***** Given information

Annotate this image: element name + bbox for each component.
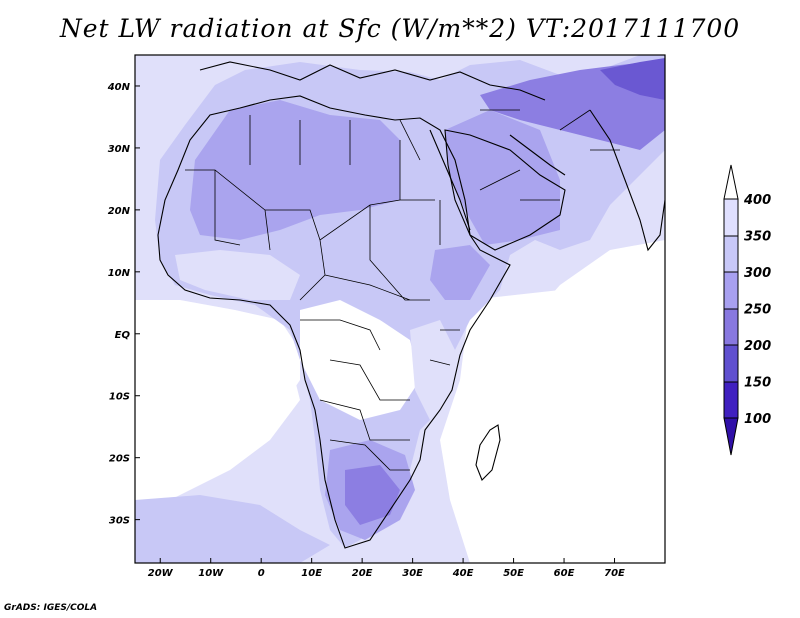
colorbar-label: 100 xyxy=(744,412,771,427)
lat-tick-label: EQ xyxy=(115,330,131,341)
lat-tick-label: 30N xyxy=(108,144,131,155)
colorbar-bin-300-350 xyxy=(723,235,739,273)
lon-axis: 20W 10W 0 10E 20E 30E 40E 50E 60E 70E xyxy=(148,558,625,579)
lon-tick-label: 40E xyxy=(452,568,474,579)
colorbar-label: 250 xyxy=(744,303,771,318)
lat-tick-label: 10N xyxy=(108,268,131,279)
lat-tick-label: 20S xyxy=(109,454,130,465)
colorbar-label: 200 xyxy=(744,339,771,354)
arabia-coastline xyxy=(444,129,566,251)
lon-tick-label: 70E xyxy=(604,568,625,579)
lon-tick-label: 60E xyxy=(554,568,575,579)
lat-tick-label: 10S xyxy=(109,392,130,403)
colorbar-bin-200-250 xyxy=(723,308,739,346)
lat-axis: 40N 30N 20N 10N EQ 10S 20S 30S xyxy=(107,82,140,527)
shade-congo-white xyxy=(300,300,420,420)
africa-coastline xyxy=(157,95,511,549)
coastlines xyxy=(157,61,665,549)
lon-tick-label: 10E xyxy=(301,568,322,579)
shade-west-africa xyxy=(175,250,300,300)
lon-tick-label: 0 xyxy=(258,568,265,579)
india-coastline xyxy=(589,109,665,252)
colorbar: 400 350 300 250 200 150 100 xyxy=(723,164,771,456)
europe-coastline xyxy=(199,61,546,101)
shade-east-africa xyxy=(410,320,455,420)
colorbar-labels: 400 350 300 250 200 150 100 xyxy=(743,193,771,427)
colorbar-label: 400 xyxy=(743,193,771,208)
colorbar-bin-100-150 xyxy=(723,381,739,419)
shade-ocean-south xyxy=(135,495,330,563)
lon-tick-label: 50E xyxy=(503,568,524,579)
shade-kalahari xyxy=(345,465,400,525)
shading-layer xyxy=(135,55,665,563)
colorbar-label: 300 xyxy=(744,266,771,281)
lon-tick-label: 20E xyxy=(352,568,373,579)
shade-himalaya xyxy=(600,58,665,100)
lat-tick-label: 40N xyxy=(107,82,131,93)
colorbar-label: 150 xyxy=(744,376,771,391)
border-lines xyxy=(185,109,620,471)
shade-horn xyxy=(430,245,490,300)
colorbar-label: 350 xyxy=(744,230,771,245)
shade-ocean-white-gulf xyxy=(135,300,300,440)
shade-ocean-white-east xyxy=(440,290,665,563)
lon-tick-label: 10W xyxy=(198,568,224,579)
colorbar-bin-250-300 xyxy=(723,271,739,310)
colorbar-bin-350-400 xyxy=(723,198,739,237)
plot-frame xyxy=(134,54,666,564)
shade-arabia xyxy=(445,110,560,245)
borders xyxy=(185,109,620,471)
lon-tick-label: 30E xyxy=(402,568,423,579)
lat-tick-label: 30S xyxy=(109,516,130,527)
lon-tick-label: 20W xyxy=(148,568,174,579)
persian-gulf xyxy=(509,134,566,176)
lat-tick-label: 20N xyxy=(108,206,131,217)
shade-sahara xyxy=(190,100,400,240)
colorbar-bottom-arrow xyxy=(723,417,739,456)
madagascar-coastline xyxy=(475,424,501,481)
grads-credit: GrADS: IGES/COLA xyxy=(4,603,98,613)
red-sea xyxy=(429,129,471,231)
colorbar-top-arrow xyxy=(723,164,739,200)
map-title: Net LW radiation at Sfc (W/m**2) VT:2017… xyxy=(59,14,741,43)
colorbar-bin-150-200 xyxy=(723,344,739,383)
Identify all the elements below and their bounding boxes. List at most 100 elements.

**********

● What the task requires
Copy every line of the entries above word for word, leaving out the pictures.

● Result of the task
Annotate this image: element name + bbox for each component.
colorbar-label: 100 xyxy=(744,412,771,427)
lat-tick-label: EQ xyxy=(115,330,131,341)
lat-tick-label: 30N xyxy=(108,144,131,155)
colorbar-bin-300-350 xyxy=(723,235,739,273)
lon-axis: 20W 10W 0 10E 20E 30E 40E 50E 60E 70E xyxy=(148,558,625,579)
lon-tick-label: 40E xyxy=(452,568,474,579)
colorbar-label: 250 xyxy=(744,303,771,318)
lat-tick-label: 10N xyxy=(108,268,131,279)
lat-tick-label: 20S xyxy=(109,454,130,465)
colorbar-label: 200 xyxy=(744,339,771,354)
arabia-coastline xyxy=(444,129,566,251)
lon-tick-label: 70E xyxy=(604,568,625,579)
lon-tick-label: 60E xyxy=(554,568,575,579)
lat-tick-label: 10S xyxy=(109,392,130,403)
colorbar-bin-200-250 xyxy=(723,308,739,346)
lat-axis: 40N 30N 20N 10N EQ 10S 20S 30S xyxy=(107,82,140,527)
shade-congo-white xyxy=(300,300,420,420)
africa-coastline xyxy=(157,95,511,549)
coastlines xyxy=(157,61,665,549)
lon-tick-label: 10E xyxy=(301,568,322,579)
shade-west-africa xyxy=(175,250,300,300)
lon-tick-label: 0 xyxy=(258,568,265,579)
india-coastline xyxy=(589,109,665,252)
colorbar: 400 350 300 250 200 150 100 xyxy=(723,164,771,456)
europe-coastline xyxy=(199,61,546,101)
shade-east-africa xyxy=(410,320,455,420)
colorbar-labels: 400 350 300 250 200 150 100 xyxy=(743,193,771,427)
colorbar-label: 400 xyxy=(743,193,771,208)
colorbar-bin-100-150 xyxy=(723,381,739,419)
shade-ocean-south xyxy=(135,495,330,563)
lon-tick-label: 50E xyxy=(503,568,524,579)
shade-kalahari xyxy=(345,465,400,525)
shading-layer xyxy=(135,55,665,563)
colorbar-label: 300 xyxy=(744,266,771,281)
lon-tick-label: 20E xyxy=(352,568,373,579)
shade-himalaya xyxy=(600,58,665,100)
lat-tick-label: 40N xyxy=(107,82,131,93)
colorbar-label: 150 xyxy=(744,376,771,391)
border-lines xyxy=(185,109,620,471)
shade-horn xyxy=(430,245,490,300)
colorbar-label: 350 xyxy=(744,230,771,245)
shade-ocean-white-gulf xyxy=(135,300,300,440)
shade-ocean-white-east xyxy=(440,290,665,563)
lon-tick-label: 10W xyxy=(198,568,224,579)
colorbar-bin-250-300 xyxy=(723,271,739,310)
colorbar-bin-350-400 xyxy=(723,198,739,237)
plot-frame xyxy=(134,54,666,564)
shade-arabia xyxy=(445,110,560,245)
borders xyxy=(185,109,620,471)
lon-tick-label: 30E xyxy=(402,568,423,579)
lat-tick-label: 30S xyxy=(109,516,130,527)
lon-tick-label: 20W xyxy=(148,568,174,579)
persian-gulf xyxy=(509,134,566,176)
lat-tick-label: 20N xyxy=(108,206,131,217)
shade-sahara xyxy=(190,100,400,240)
colorbar-bottom-arrow xyxy=(723,417,739,456)
madagascar-coastline xyxy=(475,424,501,481)
grads-credit: GrADS: IGES/COLA xyxy=(4,603,98,613)
red-sea xyxy=(429,129,471,231)
colorbar-top-arrow xyxy=(723,164,739,200)
map-title: Net LW radiation at Sfc (W/m**2) VT:2017… xyxy=(59,14,741,43)
colorbar-bin-150-200 xyxy=(723,344,739,383)
Identify all the elements below and their bounding boxes. List at most 100 elements.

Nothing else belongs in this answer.